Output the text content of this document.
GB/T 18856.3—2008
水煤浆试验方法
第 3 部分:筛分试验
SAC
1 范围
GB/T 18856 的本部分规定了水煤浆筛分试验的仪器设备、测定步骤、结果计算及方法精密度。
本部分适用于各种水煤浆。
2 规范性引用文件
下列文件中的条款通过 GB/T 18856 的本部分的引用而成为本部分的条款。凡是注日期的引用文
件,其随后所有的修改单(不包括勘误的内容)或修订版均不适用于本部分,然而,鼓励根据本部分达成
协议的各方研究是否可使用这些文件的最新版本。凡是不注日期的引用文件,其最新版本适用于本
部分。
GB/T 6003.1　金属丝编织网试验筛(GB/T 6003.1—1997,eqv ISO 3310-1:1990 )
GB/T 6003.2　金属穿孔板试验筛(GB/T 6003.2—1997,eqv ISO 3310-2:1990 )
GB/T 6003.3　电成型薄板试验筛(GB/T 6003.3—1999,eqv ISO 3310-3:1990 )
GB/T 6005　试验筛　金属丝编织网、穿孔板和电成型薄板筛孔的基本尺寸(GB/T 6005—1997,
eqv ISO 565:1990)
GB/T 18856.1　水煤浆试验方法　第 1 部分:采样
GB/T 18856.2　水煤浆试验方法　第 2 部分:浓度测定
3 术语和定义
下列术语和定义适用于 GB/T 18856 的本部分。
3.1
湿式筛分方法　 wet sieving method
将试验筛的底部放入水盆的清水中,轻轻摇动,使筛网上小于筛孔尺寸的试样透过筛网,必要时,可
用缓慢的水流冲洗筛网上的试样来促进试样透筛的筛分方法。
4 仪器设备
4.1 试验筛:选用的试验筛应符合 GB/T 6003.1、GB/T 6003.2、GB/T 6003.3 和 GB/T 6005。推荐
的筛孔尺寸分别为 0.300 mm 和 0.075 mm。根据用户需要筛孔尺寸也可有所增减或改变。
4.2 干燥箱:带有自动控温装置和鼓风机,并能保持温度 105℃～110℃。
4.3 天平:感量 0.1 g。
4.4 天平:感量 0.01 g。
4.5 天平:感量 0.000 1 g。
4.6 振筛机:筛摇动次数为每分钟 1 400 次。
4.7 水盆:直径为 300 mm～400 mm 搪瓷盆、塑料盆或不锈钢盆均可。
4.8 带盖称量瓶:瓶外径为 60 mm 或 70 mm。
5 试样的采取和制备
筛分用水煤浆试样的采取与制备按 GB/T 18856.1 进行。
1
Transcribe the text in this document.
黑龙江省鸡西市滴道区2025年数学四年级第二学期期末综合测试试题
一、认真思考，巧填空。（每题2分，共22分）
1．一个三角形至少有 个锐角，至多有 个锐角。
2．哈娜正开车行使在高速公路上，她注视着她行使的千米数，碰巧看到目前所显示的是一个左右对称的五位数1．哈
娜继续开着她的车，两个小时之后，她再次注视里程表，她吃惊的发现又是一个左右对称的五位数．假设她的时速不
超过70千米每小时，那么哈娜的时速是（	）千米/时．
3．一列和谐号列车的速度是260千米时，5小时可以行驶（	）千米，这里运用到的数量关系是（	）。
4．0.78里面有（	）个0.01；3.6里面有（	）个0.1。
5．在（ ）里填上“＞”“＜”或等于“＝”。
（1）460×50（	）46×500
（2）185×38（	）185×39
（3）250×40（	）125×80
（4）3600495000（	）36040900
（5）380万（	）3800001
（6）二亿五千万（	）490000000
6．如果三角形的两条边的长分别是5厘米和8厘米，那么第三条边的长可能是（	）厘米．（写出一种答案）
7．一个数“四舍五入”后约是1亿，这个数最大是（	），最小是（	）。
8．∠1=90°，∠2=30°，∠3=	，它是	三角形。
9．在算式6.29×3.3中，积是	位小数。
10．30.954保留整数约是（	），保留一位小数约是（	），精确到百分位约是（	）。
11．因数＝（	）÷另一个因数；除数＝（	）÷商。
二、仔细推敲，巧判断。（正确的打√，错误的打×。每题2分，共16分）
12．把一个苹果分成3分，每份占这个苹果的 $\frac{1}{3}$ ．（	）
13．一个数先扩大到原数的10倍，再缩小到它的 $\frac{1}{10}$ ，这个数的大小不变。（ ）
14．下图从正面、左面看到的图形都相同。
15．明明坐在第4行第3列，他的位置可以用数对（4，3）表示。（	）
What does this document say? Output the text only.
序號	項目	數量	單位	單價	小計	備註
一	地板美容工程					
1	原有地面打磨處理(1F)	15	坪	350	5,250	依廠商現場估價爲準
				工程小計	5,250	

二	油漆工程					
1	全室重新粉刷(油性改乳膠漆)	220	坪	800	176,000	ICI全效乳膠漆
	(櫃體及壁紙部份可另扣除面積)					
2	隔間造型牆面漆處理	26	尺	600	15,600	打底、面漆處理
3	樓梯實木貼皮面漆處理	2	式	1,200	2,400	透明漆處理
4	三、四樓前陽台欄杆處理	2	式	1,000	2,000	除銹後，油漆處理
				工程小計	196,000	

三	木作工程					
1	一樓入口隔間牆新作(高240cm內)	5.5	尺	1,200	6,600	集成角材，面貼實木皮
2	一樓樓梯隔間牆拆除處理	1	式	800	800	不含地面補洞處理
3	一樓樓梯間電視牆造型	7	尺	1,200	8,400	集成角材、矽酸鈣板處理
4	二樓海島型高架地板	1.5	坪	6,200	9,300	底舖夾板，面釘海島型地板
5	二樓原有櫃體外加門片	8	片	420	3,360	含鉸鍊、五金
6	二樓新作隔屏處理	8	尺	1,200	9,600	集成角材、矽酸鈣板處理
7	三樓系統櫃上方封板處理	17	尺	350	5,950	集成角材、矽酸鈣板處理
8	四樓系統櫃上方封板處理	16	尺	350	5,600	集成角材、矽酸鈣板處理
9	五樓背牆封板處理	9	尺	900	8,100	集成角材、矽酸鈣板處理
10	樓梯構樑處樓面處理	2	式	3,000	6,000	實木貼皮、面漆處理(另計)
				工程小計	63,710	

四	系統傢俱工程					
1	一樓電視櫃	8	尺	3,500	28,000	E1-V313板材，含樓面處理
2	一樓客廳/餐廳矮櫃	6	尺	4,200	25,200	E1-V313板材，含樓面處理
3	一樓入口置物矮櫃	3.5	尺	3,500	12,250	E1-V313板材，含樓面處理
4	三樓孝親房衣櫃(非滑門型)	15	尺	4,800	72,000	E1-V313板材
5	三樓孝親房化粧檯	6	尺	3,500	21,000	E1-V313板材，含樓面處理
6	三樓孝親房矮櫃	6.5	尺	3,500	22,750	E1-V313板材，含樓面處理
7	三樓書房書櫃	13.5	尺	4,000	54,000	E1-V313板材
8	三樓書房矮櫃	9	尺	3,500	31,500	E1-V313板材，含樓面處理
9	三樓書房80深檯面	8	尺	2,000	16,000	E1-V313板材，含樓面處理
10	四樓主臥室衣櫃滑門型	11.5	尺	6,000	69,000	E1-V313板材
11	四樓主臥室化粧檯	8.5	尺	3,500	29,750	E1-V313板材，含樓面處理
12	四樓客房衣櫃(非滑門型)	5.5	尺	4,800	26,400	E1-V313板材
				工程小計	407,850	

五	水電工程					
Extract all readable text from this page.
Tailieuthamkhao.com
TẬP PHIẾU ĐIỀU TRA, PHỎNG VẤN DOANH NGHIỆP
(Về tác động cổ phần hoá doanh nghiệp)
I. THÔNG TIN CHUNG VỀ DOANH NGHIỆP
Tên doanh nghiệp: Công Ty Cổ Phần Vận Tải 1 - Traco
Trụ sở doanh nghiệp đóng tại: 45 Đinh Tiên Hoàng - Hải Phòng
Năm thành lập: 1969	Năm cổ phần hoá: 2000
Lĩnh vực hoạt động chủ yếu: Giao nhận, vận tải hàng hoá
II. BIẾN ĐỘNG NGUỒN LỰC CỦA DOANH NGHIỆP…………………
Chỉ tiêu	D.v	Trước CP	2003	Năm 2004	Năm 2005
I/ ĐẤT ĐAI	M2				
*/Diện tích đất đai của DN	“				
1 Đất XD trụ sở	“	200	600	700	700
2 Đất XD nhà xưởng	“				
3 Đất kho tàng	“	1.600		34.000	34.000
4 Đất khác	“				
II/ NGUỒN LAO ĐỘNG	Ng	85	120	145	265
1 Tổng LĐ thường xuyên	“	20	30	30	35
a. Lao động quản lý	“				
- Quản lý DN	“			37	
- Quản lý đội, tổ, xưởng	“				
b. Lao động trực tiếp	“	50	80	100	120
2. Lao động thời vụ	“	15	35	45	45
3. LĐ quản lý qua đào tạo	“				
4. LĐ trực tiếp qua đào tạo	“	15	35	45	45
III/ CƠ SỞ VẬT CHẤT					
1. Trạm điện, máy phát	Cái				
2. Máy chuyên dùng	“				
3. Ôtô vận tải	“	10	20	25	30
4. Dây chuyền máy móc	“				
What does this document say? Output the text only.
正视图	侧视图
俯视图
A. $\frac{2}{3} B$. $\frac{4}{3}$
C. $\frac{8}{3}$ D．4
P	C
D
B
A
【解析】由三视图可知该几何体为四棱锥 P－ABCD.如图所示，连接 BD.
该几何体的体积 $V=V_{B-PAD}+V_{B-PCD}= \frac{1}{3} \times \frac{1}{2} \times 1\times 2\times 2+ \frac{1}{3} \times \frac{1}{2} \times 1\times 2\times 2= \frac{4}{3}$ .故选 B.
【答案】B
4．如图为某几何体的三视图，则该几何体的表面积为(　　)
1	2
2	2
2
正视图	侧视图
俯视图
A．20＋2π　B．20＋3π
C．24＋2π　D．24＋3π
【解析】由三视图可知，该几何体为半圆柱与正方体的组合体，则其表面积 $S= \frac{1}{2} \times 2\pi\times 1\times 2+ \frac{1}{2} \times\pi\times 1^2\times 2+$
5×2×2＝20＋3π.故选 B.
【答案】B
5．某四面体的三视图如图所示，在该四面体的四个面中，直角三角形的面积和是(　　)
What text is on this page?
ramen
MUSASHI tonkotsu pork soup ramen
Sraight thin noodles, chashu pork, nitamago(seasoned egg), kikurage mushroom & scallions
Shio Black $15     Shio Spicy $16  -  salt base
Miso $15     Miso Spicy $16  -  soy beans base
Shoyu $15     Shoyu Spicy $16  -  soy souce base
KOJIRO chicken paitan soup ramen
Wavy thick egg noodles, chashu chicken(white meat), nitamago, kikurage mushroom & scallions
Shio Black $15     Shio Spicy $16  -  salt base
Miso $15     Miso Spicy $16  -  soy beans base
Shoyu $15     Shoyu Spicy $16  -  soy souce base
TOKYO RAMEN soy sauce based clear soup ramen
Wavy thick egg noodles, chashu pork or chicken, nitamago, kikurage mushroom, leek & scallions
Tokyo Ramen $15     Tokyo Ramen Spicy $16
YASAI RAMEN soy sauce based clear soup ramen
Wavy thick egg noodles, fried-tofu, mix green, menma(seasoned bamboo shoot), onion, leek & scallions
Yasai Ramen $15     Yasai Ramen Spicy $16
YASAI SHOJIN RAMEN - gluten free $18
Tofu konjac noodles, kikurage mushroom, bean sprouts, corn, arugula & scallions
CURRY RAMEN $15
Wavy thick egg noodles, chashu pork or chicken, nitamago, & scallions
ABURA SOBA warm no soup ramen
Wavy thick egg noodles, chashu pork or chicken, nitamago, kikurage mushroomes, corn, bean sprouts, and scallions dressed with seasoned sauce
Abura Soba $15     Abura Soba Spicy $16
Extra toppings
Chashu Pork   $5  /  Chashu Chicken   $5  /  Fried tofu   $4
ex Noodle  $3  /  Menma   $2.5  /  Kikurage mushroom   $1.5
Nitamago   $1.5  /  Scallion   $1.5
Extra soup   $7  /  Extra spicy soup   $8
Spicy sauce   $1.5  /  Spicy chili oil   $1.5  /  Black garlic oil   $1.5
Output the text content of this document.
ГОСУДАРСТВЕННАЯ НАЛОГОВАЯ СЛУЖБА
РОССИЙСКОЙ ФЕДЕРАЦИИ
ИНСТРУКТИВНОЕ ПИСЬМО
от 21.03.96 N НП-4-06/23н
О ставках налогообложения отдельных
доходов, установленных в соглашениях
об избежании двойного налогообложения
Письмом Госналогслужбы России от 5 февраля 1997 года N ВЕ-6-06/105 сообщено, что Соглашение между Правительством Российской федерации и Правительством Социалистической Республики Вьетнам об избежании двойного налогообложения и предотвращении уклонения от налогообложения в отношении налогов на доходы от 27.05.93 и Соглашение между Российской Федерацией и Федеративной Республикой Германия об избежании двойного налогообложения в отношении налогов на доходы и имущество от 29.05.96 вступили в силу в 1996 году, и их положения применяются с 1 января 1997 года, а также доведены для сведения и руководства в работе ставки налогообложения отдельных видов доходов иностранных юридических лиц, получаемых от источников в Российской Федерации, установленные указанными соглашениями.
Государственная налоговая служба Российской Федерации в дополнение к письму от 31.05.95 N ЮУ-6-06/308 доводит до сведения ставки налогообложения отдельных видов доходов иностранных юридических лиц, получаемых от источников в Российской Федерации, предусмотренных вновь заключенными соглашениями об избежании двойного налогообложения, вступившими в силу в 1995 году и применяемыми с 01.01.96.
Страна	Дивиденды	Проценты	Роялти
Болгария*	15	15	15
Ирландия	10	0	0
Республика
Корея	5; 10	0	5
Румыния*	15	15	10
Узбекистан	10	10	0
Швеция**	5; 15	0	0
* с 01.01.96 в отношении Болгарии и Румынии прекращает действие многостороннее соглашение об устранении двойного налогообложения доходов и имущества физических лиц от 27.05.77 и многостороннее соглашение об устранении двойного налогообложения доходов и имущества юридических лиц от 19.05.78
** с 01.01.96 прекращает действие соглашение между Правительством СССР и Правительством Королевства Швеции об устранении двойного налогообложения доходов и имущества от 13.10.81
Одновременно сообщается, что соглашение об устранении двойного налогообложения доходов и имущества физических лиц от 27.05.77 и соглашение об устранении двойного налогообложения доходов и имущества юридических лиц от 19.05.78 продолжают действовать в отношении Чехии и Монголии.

___

What is the number of lines that hold the string "xưởng"? Give it alone.

2